— Requirement —
Copy every entry exactly as given, minus the images.

Dataset listings of figures
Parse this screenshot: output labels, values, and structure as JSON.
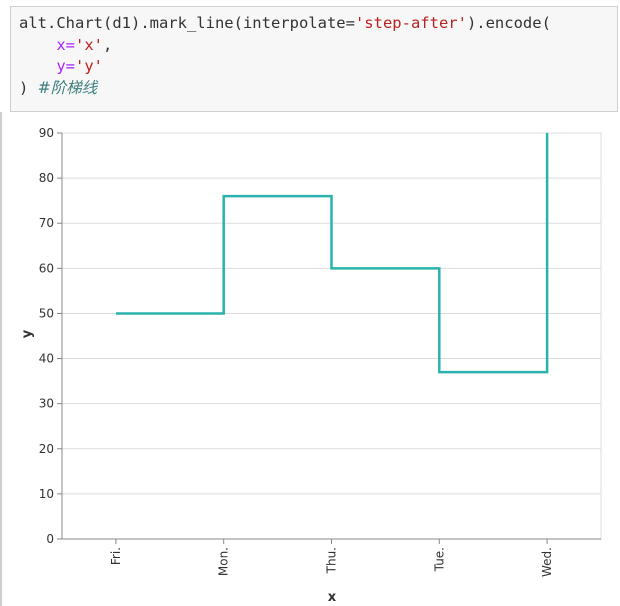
{
  "code": {
    "line1_a": "alt.Chart(d1).mark_line(interpolate=",
    "line1_str": "'step-after'",
    "line1_b": ").encode(",
    "line2_kw": "x=",
    "line2_str": "'x'",
    "line2_b": ",",
    "line3_kw": "y=",
    "line3_str": "'y'",
    "line4_a": ")",
    "line4_comment": "#阶梯线"
  },
  "colors": {
    "line": "#2ab2ac",
    "grid": "#dddddd",
    "axis": "#888888"
  },
  "chart_data": {
    "type": "line",
    "interpolate": "step-after",
    "categories": [
      "Fri.",
      "Mon.",
      "Thu.",
      "Tue.",
      "Wed."
    ],
    "values": [
      50,
      76,
      60,
      37,
      90
    ],
    "xlabel": "x",
    "ylabel": "y",
    "ylim": [
      0,
      90
    ],
    "yticks": [
      0,
      10,
      20,
      30,
      40,
      50,
      60,
      70,
      80,
      90
    ],
    "grid": true
  }
}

— Result of this exercise —
Parse this screenshot: output labels, values, and structure as JSON.
{
  "code": {
    "line1_a": "alt.Chart(d1).mark_line(interpolate=",
    "line1_str": "'step-after'",
    "line1_b": ").encode(",
    "line2_kw": "x=",
    "line2_str": "'x'",
    "line2_b": ",",
    "line3_kw": "y=",
    "line3_str": "'y'",
    "line4_a": ")",
    "line4_comment": "#阶梯线"
  },
  "colors": {
    "line": "#2ab2ac",
    "grid": "#dddddd",
    "axis": "#888888"
  },
  "chart_data": {
    "type": "line",
    "interpolate": "step-after",
    "categories": [
      "Fri.",
      "Mon.",
      "Thu.",
      "Tue.",
      "Wed."
    ],
    "values": [
      50,
      76,
      60,
      37,
      90
    ],
    "xlabel": "x",
    "ylabel": "y",
    "ylim": [
      0,
      90
    ],
    "yticks": [
      0,
      10,
      20,
      30,
      40,
      50,
      60,
      70,
      80,
      90
    ],
    "grid": true
  }
}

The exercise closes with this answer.